*** Records provided ***

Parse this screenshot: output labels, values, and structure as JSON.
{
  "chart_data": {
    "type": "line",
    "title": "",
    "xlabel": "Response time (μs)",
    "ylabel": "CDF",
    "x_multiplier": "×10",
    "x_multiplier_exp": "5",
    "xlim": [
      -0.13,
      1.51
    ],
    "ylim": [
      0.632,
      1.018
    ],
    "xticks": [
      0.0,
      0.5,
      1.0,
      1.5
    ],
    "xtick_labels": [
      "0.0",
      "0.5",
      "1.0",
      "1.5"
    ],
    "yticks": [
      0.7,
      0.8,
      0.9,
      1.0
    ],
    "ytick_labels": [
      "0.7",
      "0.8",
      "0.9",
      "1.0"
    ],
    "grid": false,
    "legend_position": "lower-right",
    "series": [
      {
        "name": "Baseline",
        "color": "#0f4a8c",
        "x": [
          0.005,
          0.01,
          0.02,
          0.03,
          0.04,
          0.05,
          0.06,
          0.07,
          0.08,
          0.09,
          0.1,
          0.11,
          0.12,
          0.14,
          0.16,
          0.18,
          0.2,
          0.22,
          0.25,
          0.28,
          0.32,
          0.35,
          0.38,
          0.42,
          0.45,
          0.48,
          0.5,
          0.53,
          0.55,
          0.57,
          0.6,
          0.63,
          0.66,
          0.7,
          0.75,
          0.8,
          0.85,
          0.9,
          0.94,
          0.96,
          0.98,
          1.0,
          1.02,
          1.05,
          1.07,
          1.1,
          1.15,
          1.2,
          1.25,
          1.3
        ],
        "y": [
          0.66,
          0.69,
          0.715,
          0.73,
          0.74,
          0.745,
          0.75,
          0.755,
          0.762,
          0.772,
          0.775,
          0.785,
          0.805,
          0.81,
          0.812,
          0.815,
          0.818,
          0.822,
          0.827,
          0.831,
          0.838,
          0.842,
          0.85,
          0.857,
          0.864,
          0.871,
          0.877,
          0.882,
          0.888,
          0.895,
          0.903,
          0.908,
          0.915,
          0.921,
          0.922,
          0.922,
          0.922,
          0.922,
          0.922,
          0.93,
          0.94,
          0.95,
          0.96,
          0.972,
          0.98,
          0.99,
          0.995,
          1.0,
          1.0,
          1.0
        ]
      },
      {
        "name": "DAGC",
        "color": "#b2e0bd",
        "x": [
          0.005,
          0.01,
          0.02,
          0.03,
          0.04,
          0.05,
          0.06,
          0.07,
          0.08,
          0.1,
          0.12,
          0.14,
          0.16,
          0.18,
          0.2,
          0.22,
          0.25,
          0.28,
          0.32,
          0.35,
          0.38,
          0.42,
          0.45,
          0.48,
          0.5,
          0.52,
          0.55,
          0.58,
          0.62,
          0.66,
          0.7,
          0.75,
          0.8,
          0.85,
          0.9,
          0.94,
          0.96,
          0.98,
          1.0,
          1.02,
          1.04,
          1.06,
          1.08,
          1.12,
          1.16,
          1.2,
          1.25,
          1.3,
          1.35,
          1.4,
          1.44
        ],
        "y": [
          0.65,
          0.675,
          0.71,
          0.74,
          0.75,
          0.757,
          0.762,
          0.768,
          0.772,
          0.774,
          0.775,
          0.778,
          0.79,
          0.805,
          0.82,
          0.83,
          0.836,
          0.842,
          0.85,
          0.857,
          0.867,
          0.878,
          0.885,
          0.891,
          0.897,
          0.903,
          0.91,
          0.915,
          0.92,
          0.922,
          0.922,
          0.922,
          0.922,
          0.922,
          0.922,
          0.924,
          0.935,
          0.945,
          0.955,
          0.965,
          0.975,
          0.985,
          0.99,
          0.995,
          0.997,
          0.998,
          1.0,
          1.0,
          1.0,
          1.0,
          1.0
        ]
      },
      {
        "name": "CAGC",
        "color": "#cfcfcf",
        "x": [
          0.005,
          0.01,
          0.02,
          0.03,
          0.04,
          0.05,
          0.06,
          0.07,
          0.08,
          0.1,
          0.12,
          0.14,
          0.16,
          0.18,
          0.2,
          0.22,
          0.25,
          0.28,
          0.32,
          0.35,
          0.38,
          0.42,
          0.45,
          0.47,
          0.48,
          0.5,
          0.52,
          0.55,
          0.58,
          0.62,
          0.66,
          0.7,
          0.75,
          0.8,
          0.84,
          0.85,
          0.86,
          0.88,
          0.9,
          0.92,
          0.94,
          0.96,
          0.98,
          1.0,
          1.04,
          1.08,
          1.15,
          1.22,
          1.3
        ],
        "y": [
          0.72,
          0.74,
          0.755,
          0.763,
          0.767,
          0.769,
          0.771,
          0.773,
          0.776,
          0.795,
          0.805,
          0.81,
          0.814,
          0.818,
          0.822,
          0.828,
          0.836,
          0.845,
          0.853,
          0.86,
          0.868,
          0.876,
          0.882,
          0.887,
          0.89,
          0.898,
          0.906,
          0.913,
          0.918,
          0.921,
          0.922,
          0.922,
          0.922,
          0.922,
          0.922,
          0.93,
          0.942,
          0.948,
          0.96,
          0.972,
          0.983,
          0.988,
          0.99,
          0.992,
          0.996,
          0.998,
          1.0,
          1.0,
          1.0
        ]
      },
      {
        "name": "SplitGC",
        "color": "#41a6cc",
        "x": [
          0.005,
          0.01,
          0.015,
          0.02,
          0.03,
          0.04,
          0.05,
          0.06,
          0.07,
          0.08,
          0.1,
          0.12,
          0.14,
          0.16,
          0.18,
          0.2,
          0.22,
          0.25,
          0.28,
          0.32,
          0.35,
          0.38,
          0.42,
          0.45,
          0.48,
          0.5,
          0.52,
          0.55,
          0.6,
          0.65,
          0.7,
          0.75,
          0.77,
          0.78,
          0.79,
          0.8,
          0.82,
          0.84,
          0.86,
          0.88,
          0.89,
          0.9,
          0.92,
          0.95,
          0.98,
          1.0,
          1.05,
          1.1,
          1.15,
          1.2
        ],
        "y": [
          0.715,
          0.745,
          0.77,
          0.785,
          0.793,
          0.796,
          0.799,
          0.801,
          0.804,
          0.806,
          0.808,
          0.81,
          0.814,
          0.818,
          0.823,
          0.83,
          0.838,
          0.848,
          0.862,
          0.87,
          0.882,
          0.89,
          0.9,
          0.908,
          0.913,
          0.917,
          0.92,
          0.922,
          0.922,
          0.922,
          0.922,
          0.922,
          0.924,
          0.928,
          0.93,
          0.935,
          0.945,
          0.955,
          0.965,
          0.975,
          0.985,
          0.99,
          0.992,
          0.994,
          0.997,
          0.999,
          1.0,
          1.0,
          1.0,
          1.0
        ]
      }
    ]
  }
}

***

### Work to complete
Reproduce the material above, every line of it, exactly.

### Answer in full
Parse this screenshot: output labels, values, and structure as JSON.
{
  "chart_data": {
    "type": "line",
    "title": "",
    "xlabel": "Response time (μs)",
    "ylabel": "CDF",
    "x_multiplier": "×10",
    "x_multiplier_exp": "5",
    "xlim": [
      -0.13,
      1.51
    ],
    "ylim": [
      0.632,
      1.018
    ],
    "xticks": [
      0.0,
      0.5,
      1.0,
      1.5
    ],
    "xtick_labels": [
      "0.0",
      "0.5",
      "1.0",
      "1.5"
    ],
    "yticks": [
      0.7,
      0.8,
      0.9,
      1.0
    ],
    "ytick_labels": [
      "0.7",
      "0.8",
      "0.9",
      "1.0"
    ],
    "grid": false,
    "legend_position": "lower-right",
    "series": [
      {
        "name": "Baseline",
        "color": "#0f4a8c",
        "x": [
          0.005,
          0.01,
          0.02,
          0.03,
          0.04,
          0.05,
          0.06,
          0.07,
          0.08,
          0.09,
          0.1,
          0.11,
          0.12,
          0.14,
          0.16,
          0.18,
          0.2,
          0.22,
          0.25,
          0.28,
          0.32,
          0.35,
          0.38,
          0.42,
          0.45,
          0.48,
          0.5,
          0.53,
          0.55,
          0.57,
          0.6,
          0.63,
          0.66,
          0.7,
          0.75,
          0.8,
          0.85,
          0.9,
          0.94,
          0.96,
          0.98,
          1.0,
          1.02,
          1.05,
          1.07,
          1.1,
          1.15,
          1.2,
          1.25,
          1.3
        ],
        "y": [
          0.66,
          0.69,
          0.715,
          0.73,
          0.74,
          0.745,
          0.75,
          0.755,
          0.762,
          0.772,
          0.775,
          0.785,
          0.805,
          0.81,
          0.812,
          0.815,
          0.818,
          0.822,
          0.827,
          0.831,
          0.838,
          0.842,
          0.85,
          0.857,
          0.864,
          0.871,
          0.877,
          0.882,
          0.888,
          0.895,
          0.903,
          0.908,
          0.915,
          0.921,
          0.922,
          0.922,
          0.922,
          0.922,
          0.922,
          0.93,
          0.94,
          0.95,
          0.96,
          0.972,
          0.98,
          0.99,
          0.995,
          1.0,
          1.0,
          1.0
        ]
      },
      {
        "name": "DAGC",
        "color": "#b2e0bd",
        "x": [
          0.005,
          0.01,
          0.02,
          0.03,
          0.04,
          0.05,
          0.06,
          0.07,
          0.08,
          0.1,
          0.12,
          0.14,
          0.16,
          0.18,
          0.2,
          0.22,
          0.25,
          0.28,
          0.32,
          0.35,
          0.38,
          0.42,
          0.45,
          0.48,
          0.5,
          0.52,
          0.55,
          0.58,
          0.62,
          0.66,
          0.7,
          0.75,
          0.8,
          0.85,
          0.9,
          0.94,
          0.96,
          0.98,
          1.0,
          1.02,
          1.04,
          1.06,
          1.08,
          1.12,
          1.16,
          1.2,
          1.25,
          1.3,
          1.35,
          1.4,
          1.44
        ],
        "y": [
          0.65,
          0.675,
          0.71,
          0.74,
          0.75,
          0.757,
          0.762,
          0.768,
          0.772,
          0.774,
          0.775,
          0.778,
          0.79,
          0.805,
          0.82,
          0.83,
          0.836,
          0.842,
          0.85,
          0.857,
          0.867,
          0.878,
          0.885,
          0.891,
          0.897,
          0.903,
          0.91,
          0.915,
          0.92,
          0.922,
          0.922,
          0.922,
          0.922,
          0.922,
          0.922,
          0.924,
          0.935,
          0.945,
          0.955,
          0.965,
          0.975,
          0.985,
          0.99,
          0.995,
          0.997,
          0.998,
          1.0,
          1.0,
          1.0,
          1.0,
          1.0
        ]
      },
      {
        "name": "CAGC",
        "color": "#cfcfcf",
        "x": [
          0.005,
          0.01,
          0.02,
          0.03,
          0.04,
          0.05,
          0.06,
          0.07,
          0.08,
          0.1,
          0.12,
          0.14,
          0.16,
          0.18,
          0.2,
          0.22,
          0.25,
          0.28,
          0.32,
          0.35,
          0.38,
          0.42,
          0.45,
          0.47,
          0.48,
          0.5,
          0.52,
          0.55,
          0.58,
          0.62,
          0.66,
          0.7,
          0.75,
          0.8,
          0.84,
          0.85,
          0.86,
          0.88,
          0.9,
          0.92,
          0.94,
          0.96,
          0.98,
          1.0,
          1.04,
          1.08,
          1.15,
          1.22,
          1.3
        ],
        "y": [
          0.72,
          0.74,
          0.755,
          0.763,
          0.767,
          0.769,
          0.771,
          0.773,
          0.776,
          0.795,
          0.805,
          0.81,
          0.814,
          0.818,
          0.822,
          0.828,
          0.836,
          0.845,
          0.853,
          0.86,
          0.868,
          0.876,
          0.882,
          0.887,
          0.89,
          0.898,
          0.906,
          0.913,
          0.918,
          0.921,
          0.922,
          0.922,
          0.922,
          0.922,
          0.922,
          0.93,
          0.942,
          0.948,
          0.96,
          0.972,
          0.983,
          0.988,
          0.99,
          0.992,
          0.996,
          0.998,
          1.0,
          1.0,
          1.0
        ]
      },
      {
        "name": "SplitGC",
        "color": "#41a6cc",
        "x": [
          0.005,
          0.01,
          0.015,
          0.02,
          0.03,
          0.04,
          0.05,
          0.06,
          0.07,
          0.08,
          0.1,
          0.12,
          0.14,
          0.16,
          0.18,
          0.2,
          0.22,
          0.25,
          0.28,
          0.32,
          0.35,
          0.38,
          0.42,
          0.45,
          0.48,
          0.5,
          0.52,
          0.55,
          0.6,
          0.65,
          0.7,
          0.75,
          0.77,
          0.78,
          0.79,
          0.8,
          0.82,
          0.84,
          0.86,
          0.88,
          0.89,
          0.9,
          0.92,
          0.95,
          0.98,
          1.0,
          1.05,
          1.1,
          1.15,
          1.2
        ],
        "y": [
          0.715,
          0.745,
          0.77,
          0.785,
          0.793,
          0.796,
          0.799,
          0.801,
          0.804,
          0.806,
          0.808,
          0.81,
          0.814,
          0.818,
          0.823,
          0.83,
          0.838,
          0.848,
          0.862,
          0.87,
          0.882,
          0.89,
          0.9,
          0.908,
          0.913,
          0.917,
          0.92,
          0.922,
          0.922,
          0.922,
          0.922,
          0.922,
          0.924,
          0.928,
          0.93,
          0.935,
          0.945,
          0.955,
          0.965,
          0.975,
          0.985,
          0.99,
          0.992,
          0.994,
          0.997,
          0.999,
          1.0,
          1.0,
          1.0,
          1.0
        ]
      }
    ]
  }
}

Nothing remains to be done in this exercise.